A run of records
· · ·

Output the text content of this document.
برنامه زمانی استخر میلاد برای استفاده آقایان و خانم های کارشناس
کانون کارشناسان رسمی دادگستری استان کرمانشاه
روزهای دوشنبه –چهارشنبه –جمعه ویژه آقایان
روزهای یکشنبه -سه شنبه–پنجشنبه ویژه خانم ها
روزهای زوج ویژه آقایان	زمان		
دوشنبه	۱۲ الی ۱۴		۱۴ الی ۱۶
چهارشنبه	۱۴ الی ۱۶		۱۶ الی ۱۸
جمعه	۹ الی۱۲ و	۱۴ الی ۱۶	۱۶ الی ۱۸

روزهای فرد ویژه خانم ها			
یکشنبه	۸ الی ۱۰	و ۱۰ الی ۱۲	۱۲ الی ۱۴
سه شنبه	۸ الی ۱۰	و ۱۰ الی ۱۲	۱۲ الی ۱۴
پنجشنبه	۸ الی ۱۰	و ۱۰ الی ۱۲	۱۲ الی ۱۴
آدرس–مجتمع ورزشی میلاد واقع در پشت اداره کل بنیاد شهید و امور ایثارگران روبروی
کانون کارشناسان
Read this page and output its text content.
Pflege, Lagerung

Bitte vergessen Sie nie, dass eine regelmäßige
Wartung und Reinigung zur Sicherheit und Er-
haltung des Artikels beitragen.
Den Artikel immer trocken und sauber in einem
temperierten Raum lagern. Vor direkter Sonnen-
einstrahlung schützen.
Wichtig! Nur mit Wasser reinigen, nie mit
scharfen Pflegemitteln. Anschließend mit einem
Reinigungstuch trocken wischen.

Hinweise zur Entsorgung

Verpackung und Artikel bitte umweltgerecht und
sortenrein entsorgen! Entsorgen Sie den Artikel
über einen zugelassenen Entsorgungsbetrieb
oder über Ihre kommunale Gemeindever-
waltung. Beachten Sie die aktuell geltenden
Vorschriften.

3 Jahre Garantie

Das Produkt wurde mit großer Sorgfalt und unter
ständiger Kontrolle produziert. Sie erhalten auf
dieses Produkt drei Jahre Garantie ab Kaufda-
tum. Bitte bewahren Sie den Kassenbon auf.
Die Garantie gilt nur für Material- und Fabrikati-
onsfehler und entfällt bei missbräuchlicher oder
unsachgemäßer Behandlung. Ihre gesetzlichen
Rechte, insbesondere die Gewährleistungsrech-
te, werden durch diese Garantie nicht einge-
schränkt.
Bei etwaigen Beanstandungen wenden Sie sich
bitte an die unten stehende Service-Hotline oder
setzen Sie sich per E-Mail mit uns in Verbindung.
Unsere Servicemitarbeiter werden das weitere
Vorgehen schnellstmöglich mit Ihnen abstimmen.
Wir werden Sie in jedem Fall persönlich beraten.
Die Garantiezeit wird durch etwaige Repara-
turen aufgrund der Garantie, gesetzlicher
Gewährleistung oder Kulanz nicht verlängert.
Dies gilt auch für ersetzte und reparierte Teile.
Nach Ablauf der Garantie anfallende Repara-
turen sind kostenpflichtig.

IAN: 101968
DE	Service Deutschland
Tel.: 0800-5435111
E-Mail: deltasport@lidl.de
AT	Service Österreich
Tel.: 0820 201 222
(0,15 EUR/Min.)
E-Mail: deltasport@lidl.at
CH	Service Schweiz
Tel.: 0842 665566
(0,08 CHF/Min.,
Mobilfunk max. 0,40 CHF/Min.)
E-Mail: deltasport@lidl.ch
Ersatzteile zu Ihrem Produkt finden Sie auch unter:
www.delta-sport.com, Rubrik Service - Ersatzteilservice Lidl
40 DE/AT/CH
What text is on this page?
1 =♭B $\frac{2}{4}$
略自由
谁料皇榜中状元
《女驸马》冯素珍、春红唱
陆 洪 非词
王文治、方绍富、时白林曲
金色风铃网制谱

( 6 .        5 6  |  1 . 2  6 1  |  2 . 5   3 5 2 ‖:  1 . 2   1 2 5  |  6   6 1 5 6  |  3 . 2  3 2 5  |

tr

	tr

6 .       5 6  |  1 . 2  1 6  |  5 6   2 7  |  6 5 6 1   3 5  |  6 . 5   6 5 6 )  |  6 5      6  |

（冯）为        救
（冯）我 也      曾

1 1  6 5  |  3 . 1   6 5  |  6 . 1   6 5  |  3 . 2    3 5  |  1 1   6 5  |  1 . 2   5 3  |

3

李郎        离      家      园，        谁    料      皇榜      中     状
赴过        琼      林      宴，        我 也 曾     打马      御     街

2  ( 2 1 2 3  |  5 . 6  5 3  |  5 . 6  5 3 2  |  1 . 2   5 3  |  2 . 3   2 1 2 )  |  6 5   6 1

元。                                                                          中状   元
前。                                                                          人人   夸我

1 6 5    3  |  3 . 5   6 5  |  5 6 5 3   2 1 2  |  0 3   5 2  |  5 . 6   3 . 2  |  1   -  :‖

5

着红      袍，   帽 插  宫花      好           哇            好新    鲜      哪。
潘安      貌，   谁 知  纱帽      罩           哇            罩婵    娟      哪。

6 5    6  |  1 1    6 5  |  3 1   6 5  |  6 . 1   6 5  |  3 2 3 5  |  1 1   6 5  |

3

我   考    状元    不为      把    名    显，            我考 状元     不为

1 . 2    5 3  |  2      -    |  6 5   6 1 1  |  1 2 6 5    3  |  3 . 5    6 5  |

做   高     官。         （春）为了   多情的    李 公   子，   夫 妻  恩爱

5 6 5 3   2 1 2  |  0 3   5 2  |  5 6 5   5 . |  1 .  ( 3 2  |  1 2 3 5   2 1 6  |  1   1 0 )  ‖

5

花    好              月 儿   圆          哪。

· · ·

#### [PROBLEM TO WORK ON]
Retype the listing. Match it exactly.

#### [RESPONSE]
Output the text content of this document.
برنامه زمانی استخر میلاد برای استفاده آقایان و خانم های کارشناس
کانون کارشناسان رسمی دادگستری استان کرمانشاه
روزهای دوشنبه –چهارشنبه –جمعه ویژه آقایان
روزهای یکشنبه -سه شنبه–پنجشنبه ویژه خانم ها
روزهای زوج ویژه آقایان	زمان		
دوشنبه	۱۲ الی ۱۴		۱۴ الی ۱۶
چهارشنبه	۱۴ الی ۱۶		۱۶ الی ۱۸
جمعه	۹ الی۱۲ و	۱۴ الی ۱۶	۱۶ الی ۱۸

روزهای فرد ویژه خانم ها			
یکشنبه	۸ الی ۱۰	و ۱۰ الی ۱۲	۱۲ الی ۱۴
سه شنبه	۸ الی ۱۰	و ۱۰ الی ۱۲	۱۲ الی ۱۴
پنجشنبه	۸ الی ۱۰	و ۱۰ الی ۱۲	۱۲ الی ۱۴
آدرس–مجتمع ورزشی میلاد واقع در پشت اداره کل بنیاد شهید و امور ایثارگران روبروی
کانون کارشناسان
Read this page and output its text content.
Pflege, Lagerung

Bitte vergessen Sie nie, dass eine regelmäßige
Wartung und Reinigung zur Sicherheit und Er-
haltung des Artikels beitragen.
Den Artikel immer trocken und sauber in einem
temperierten Raum lagern. Vor direkter Sonnen-
einstrahlung schützen.
Wichtig! Nur mit Wasser reinigen, nie mit
scharfen Pflegemitteln. Anschließend mit einem
Reinigungstuch trocken wischen.

Hinweise zur Entsorgung

Verpackung und Artikel bitte umweltgerecht und
sortenrein entsorgen! Entsorgen Sie den Artikel
über einen zugelassenen Entsorgungsbetrieb
oder über Ihre kommunale Gemeindever-
waltung. Beachten Sie die aktuell geltenden
Vorschriften.

3 Jahre Garantie

Das Produkt wurde mit großer Sorgfalt und unter
ständiger Kontrolle produziert. Sie erhalten auf
dieses Produkt drei Jahre Garantie ab Kaufda-
tum. Bitte bewahren Sie den Kassenbon auf.
Die Garantie gilt nur für Material- und Fabrikati-
onsfehler und entfällt bei missbräuchlicher oder
unsachgemäßer Behandlung. Ihre gesetzlichen
Rechte, insbesondere die Gewährleistungsrech-
te, werden durch diese Garantie nicht einge-
schränkt.
Bei etwaigen Beanstandungen wenden Sie sich
bitte an die unten stehende Service-Hotline oder
setzen Sie sich per E-Mail mit uns in Verbindung.
Unsere Servicemitarbeiter werden das weitere
Vorgehen schnellstmöglich mit Ihnen abstimmen.
Wir werden Sie in jedem Fall persönlich beraten.
Die Garantiezeit wird durch etwaige Repara-
turen aufgrund der Garantie, gesetzlicher
Gewährleistung oder Kulanz nicht verlängert.
Dies gilt auch für ersetzte und reparierte Teile.
Nach Ablauf der Garantie anfallende Repara-
turen sind kostenpflichtig.

IAN: 101968
DE	Service Deutschland
Tel.: 0800-5435111
E-Mail: deltasport@lidl.de
AT	Service Österreich
Tel.: 0820 201 222
(0,15 EUR/Min.)
E-Mail: deltasport@lidl.at
CH	Service Schweiz
Tel.: 0842 665566
(0,08 CHF/Min.,
Mobilfunk max. 0,40 CHF/Min.)
E-Mail: deltasport@lidl.ch
Ersatzteile zu Ihrem Produkt finden Sie auch unter:
www.delta-sport.com, Rubrik Service - Ersatzteilservice Lidl
40 DE/AT/CH
What text is on this page?
1 =♭B $\frac{2}{4}$
略自由
谁料皇榜中状元
《女驸马》冯素珍、春红唱
陆 洪 非词
王文治、方绍富、时白林曲
金色风铃网制谱

( 6 .        5 6  |  1 . 2  6 1  |  2 . 5   3 5 2 ‖:  1 . 2   1 2 5  |  6   6 1 5 6  |  3 . 2  3 2 5  |

tr

	tr

6 .       5 6  |  1 . 2  1 6  |  5 6   2 7  |  6 5 6 1   3 5  |  6 . 5   6 5 6 )  |  6 5      6  |

（冯）为        救
（冯）我 也      曾

1 1  6 5  |  3 . 1   6 5  |  6 . 1   6 5  |  3 . 2    3 5  |  1 1   6 5  |  1 . 2   5 3  |

3

李郎        离      家      园，        谁    料      皇榜      中     状
赴过        琼      林      宴，        我 也 曾     打马      御     街

2  ( 2 1 2 3  |  5 . 6  5 3  |  5 . 6  5 3 2  |  1 . 2   5 3  |  2 . 3   2 1 2 )  |  6 5   6 1

元。                                                                          中状   元
前。                                                                          人人   夸我

1 6 5    3  |  3 . 5   6 5  |  5 6 5 3   2 1 2  |  0 3   5 2  |  5 . 6   3 . 2  |  1   -  :‖

5

着红      袍，   帽 插  宫花      好           哇            好新    鲜      哪。
潘安      貌，   谁 知  纱帽      罩           哇            罩婵    娟      哪。

6 5    6  |  1 1    6 5  |  3 1   6 5  |  6 . 1   6 5  |  3 2 3 5  |  1 1   6 5  |

3

我   考    状元    不为      把    名    显，            我考 状元     不为

1 . 2    5 3  |  2      -    |  6 5   6 1 1  |  1 2 6 5    3  |  3 . 5    6 5  |

做   高     官。         （春）为了   多情的    李 公   子，   夫 妻  恩爱

5 6 5 3   2 1 2  |  0 3   5 2  |  5 6 5   5 . |  1 .  ( 3 2  |  1 2 3 5   2 1 6  |  1   1 0 )  ‖

5

花    好              月 儿   圆          哪。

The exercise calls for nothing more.